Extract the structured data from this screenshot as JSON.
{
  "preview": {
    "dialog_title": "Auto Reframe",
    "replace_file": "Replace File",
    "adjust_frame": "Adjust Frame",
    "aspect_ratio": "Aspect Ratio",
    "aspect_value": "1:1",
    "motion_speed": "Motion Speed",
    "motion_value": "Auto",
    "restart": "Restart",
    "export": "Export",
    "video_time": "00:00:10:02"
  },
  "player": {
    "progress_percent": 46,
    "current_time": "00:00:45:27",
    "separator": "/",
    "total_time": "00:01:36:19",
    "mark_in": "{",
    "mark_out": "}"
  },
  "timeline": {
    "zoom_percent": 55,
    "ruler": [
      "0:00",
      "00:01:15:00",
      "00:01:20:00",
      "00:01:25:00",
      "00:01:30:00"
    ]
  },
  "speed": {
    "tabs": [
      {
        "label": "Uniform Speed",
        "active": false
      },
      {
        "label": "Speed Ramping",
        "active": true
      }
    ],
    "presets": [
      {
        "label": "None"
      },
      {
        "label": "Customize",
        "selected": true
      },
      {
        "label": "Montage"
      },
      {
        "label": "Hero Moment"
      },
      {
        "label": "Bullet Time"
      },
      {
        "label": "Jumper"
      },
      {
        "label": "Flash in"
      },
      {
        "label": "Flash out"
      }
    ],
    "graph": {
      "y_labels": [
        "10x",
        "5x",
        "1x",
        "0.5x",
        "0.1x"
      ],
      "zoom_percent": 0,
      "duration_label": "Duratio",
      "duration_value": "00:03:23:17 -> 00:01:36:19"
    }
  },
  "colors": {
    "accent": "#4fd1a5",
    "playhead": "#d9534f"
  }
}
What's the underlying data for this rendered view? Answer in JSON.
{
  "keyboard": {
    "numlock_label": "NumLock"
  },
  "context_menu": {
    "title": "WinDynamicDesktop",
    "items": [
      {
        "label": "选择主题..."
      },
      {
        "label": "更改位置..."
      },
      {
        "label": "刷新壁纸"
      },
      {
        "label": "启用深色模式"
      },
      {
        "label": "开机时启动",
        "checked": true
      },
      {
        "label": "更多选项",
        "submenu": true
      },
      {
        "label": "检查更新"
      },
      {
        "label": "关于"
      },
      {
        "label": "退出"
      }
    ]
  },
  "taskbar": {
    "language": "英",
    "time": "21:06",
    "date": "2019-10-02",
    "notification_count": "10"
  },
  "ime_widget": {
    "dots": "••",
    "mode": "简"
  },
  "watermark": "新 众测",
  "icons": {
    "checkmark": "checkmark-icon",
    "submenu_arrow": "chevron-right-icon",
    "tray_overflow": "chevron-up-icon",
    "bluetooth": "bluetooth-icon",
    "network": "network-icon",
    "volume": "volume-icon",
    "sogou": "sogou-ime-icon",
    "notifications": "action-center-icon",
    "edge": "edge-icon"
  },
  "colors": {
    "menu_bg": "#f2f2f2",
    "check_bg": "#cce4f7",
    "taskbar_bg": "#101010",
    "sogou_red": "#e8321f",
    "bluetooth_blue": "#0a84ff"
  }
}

# Short problem
Extract the listing in its entirety, matching it exactly.

# Exercise solution
Extract the structured data from this screenshot as JSON.
{
  "preview": {
    "dialog_title": "Auto Reframe",
    "replace_file": "Replace File",
    "adjust_frame": "Adjust Frame",
    "aspect_ratio": "Aspect Ratio",
    "aspect_value": "1:1",
    "motion_speed": "Motion Speed",
    "motion_value": "Auto",
    "restart": "Restart",
    "export": "Export",
    "video_time": "00:00:10:02"
  },
  "player": {
    "progress_percent": 46,
    "current_time": "00:00:45:27",
    "separator": "/",
    "total_time": "00:01:36:19",
    "mark_in": "{",
    "mark_out": "}"
  },
  "timeline": {
    "zoom_percent": 55,
    "ruler": [
      "0:00",
      "00:01:15:00",
      "00:01:20:00",
      "00:01:25:00",
      "00:01:30:00"
    ]
  },
  "speed": {
    "tabs": [
      {
        "label": "Uniform Speed",
        "active": false
      },
      {
        "label": "Speed Ramping",
        "active": true
      }
    ],
    "presets": [
      {
        "label": "None"
      },
      {
        "label": "Customize",
        "selected": true
      },
      {
        "label": "Montage"
      },
      {
        "label": "Hero Moment"
      },
      {
        "label": "Bullet Time"
      },
      {
        "label": "Jumper"
      },
      {
        "label": "Flash in"
      },
      {
        "label": "Flash out"
      }
    ],
    "graph": {
      "y_labels": [
        "10x",
        "5x",
        "1x",
        "0.5x",
        "0.1x"
      ],
      "zoom_percent": 0,
      "duration_label": "Duratio",
      "duration_value": "00:03:23:17 -> 00:01:36:19"
    }
  },
  "colors": {
    "accent": "#4fd1a5",
    "playhead": "#d9534f"
  }
}
What's the underlying data for this rendered view? Answer in JSON.
{
  "keyboard": {
    "numlock_label": "NumLock"
  },
  "context_menu": {
    "title": "WinDynamicDesktop",
    "items": [
      {
        "label": "选择主题..."
      },
      {
        "label": "更改位置..."
      },
      {
        "label": "刷新壁纸"
      },
      {
        "label": "启用深色模式"
      },
      {
        "label": "开机时启动",
        "checked": true
      },
      {
        "label": "更多选项",
        "submenu": true
      },
      {
        "label": "检查更新"
      },
      {
        "label": "关于"
      },
      {
        "label": "退出"
      }
    ]
  },
  "taskbar": {
    "language": "英",
    "time": "21:06",
    "date": "2019-10-02",
    "notification_count": "10"
  },
  "ime_widget": {
    "dots": "••",
    "mode": "简"
  },
  "watermark": "新 众测",
  "icons": {
    "checkmark": "checkmark-icon",
    "submenu_arrow": "chevron-right-icon",
    "tray_overflow": "chevron-up-icon",
    "bluetooth": "bluetooth-icon",
    "network": "network-icon",
    "volume": "volume-icon",
    "sogou": "sogou-ime-icon",
    "notifications": "action-center-icon",
    "edge": "edge-icon"
  },
  "colors": {
    "menu_bg": "#f2f2f2",
    "check_bg": "#cce4f7",
    "taskbar_bg": "#101010",
    "sogou_red": "#e8321f",
    "bluetooth_blue": "#0a84ff"
  }
}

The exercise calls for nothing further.